# READING TEXT:

BEGIN

# revs



## Pondo (Feb 21, 2008)

i am having a prob with my tach my rev count not showing anymore how do u rectify this issue


----------



## rogoman (Dec 16, 2004)

The tach unit itself may be bad or the electrical connectors are not secure.

By the way, it would be nice if you could tell us what car and motor combo you have. We're here sitting in front of a computer monitor, not by your car.


----------



## Pondo (Feb 21, 2008)

oh my bad sorry abut that....

91 NX Coupe - 1.6L
GA16DE
N/A for now will do turbo soon
Bone Stock
SAFC II installed

am not even gettin a count on the SAFC am worrying if i have the wrong wire to the AFC...manual for AFC does hav diagram for ga16 searched n found that its a blue/orange wire. Tried a different ECU, tried a different tach( out of a car thats its workin) and same thing no rev count..

My engine just got rebuilt n now i dont have revs showin so i can tune proply..


----------



## rogoman (Dec 16, 2004)

Check all the ground connectors.


----------



## BeyondBiscuits2 (Jan 18, 2006)

END

# REQUEST A:
Pick out every line of the rows that contains the string "商户信息", and copy each one in full.

# TASK DATA:
BEGIN

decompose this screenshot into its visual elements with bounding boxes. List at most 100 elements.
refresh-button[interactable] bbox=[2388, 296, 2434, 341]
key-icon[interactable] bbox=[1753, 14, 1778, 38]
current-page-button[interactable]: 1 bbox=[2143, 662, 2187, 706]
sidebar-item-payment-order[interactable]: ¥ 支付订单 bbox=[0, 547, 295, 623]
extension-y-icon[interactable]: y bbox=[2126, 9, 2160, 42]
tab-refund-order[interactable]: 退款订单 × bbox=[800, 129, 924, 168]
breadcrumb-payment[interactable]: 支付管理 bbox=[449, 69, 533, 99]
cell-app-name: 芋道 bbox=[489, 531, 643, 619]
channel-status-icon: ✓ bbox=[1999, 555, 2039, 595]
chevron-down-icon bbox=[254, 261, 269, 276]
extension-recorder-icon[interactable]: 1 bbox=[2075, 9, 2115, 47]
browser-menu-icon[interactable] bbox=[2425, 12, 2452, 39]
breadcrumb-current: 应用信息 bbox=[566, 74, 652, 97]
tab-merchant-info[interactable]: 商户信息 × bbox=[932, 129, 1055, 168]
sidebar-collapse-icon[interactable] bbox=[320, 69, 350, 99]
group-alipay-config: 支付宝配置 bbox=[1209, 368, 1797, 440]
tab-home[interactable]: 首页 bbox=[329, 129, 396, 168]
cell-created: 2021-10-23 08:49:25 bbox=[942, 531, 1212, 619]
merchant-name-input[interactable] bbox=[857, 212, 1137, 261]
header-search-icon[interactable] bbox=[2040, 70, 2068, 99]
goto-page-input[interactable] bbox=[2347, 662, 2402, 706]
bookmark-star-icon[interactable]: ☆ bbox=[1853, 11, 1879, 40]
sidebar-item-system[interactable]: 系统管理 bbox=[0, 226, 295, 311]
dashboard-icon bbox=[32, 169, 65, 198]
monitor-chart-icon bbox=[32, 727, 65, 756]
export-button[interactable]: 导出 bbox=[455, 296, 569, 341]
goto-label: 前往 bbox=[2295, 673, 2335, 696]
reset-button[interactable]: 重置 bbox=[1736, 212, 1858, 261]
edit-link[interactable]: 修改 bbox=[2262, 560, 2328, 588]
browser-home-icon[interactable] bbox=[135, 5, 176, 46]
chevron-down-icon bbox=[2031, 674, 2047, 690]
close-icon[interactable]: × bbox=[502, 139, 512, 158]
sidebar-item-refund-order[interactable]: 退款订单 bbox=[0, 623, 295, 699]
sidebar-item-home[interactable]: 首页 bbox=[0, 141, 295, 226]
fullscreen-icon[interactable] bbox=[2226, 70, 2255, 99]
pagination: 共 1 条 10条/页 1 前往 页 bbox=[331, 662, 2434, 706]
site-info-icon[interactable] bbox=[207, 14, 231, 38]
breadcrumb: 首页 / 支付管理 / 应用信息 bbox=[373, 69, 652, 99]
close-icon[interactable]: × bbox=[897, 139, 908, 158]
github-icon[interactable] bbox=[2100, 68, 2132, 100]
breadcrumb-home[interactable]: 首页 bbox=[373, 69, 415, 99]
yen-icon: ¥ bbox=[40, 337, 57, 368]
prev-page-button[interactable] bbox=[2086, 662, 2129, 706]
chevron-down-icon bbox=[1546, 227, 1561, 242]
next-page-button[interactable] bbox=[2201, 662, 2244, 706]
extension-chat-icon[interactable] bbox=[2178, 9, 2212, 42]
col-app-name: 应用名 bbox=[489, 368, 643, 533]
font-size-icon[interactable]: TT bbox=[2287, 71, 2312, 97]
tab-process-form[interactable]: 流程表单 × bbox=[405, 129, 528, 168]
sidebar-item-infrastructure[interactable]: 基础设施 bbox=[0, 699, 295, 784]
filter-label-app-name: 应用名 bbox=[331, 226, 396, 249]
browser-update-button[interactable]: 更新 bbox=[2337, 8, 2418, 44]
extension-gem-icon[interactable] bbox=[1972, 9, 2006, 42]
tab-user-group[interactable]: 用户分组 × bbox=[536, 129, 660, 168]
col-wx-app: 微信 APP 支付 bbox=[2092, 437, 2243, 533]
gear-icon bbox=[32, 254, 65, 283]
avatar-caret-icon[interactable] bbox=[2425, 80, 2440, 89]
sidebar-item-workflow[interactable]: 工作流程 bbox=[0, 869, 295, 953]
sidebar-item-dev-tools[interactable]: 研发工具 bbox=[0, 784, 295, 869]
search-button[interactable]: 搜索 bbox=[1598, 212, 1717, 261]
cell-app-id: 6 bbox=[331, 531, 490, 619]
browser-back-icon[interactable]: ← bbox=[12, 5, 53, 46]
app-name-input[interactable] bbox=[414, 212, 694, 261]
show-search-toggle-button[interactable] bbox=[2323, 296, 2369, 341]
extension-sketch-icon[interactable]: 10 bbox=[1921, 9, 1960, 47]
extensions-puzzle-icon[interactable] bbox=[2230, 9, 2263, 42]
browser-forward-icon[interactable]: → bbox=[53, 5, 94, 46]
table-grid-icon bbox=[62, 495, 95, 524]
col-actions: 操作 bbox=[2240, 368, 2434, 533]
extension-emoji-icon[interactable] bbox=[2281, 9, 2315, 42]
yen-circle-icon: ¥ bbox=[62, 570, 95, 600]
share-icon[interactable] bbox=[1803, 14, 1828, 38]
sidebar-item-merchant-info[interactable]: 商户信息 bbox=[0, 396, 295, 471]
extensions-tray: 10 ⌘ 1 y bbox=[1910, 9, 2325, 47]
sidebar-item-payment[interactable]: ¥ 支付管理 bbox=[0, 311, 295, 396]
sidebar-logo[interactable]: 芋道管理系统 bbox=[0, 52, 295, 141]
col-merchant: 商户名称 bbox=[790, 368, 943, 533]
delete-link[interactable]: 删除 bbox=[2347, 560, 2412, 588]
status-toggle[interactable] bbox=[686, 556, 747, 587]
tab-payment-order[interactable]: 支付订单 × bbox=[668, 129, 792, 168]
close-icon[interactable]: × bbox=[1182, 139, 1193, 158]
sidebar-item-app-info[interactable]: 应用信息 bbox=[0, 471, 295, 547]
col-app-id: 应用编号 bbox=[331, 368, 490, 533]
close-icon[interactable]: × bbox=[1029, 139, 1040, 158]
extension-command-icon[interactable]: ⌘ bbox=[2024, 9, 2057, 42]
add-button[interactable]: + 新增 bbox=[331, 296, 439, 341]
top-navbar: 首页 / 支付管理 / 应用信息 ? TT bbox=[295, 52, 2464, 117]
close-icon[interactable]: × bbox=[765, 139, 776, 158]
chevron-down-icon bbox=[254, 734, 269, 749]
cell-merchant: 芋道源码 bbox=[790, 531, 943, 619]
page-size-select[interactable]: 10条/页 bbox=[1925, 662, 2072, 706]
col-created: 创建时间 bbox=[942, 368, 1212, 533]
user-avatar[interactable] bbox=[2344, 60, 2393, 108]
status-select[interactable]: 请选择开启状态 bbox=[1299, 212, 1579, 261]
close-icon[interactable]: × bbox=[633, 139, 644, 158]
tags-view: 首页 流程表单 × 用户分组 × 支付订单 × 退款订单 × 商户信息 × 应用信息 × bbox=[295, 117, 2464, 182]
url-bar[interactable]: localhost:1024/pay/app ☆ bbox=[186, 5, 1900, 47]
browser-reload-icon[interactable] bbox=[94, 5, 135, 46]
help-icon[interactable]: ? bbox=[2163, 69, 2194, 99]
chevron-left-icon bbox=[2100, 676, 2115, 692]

END

# REQUEST B:
In the forum thread about the tachometer, what car does Pondo say he has?

# COMPLETE ANSWER A:
tab-merchant-info[interactable]: 商户信息 × bbox=[932, 129, 1055, 168]
sidebar-item-merchant-info[interactable]: 商户信息 bbox=[0, 396, 295, 471]
tags-view: 首页 流程表单 × 用户分组 × 支付订单 × 退款订单 × 商户信息 × 应用信息 × bbox=[295, 117, 2464, 182]

# COMPLETE ANSWER B:
A 91 NX Coupe with a 1.6L engine.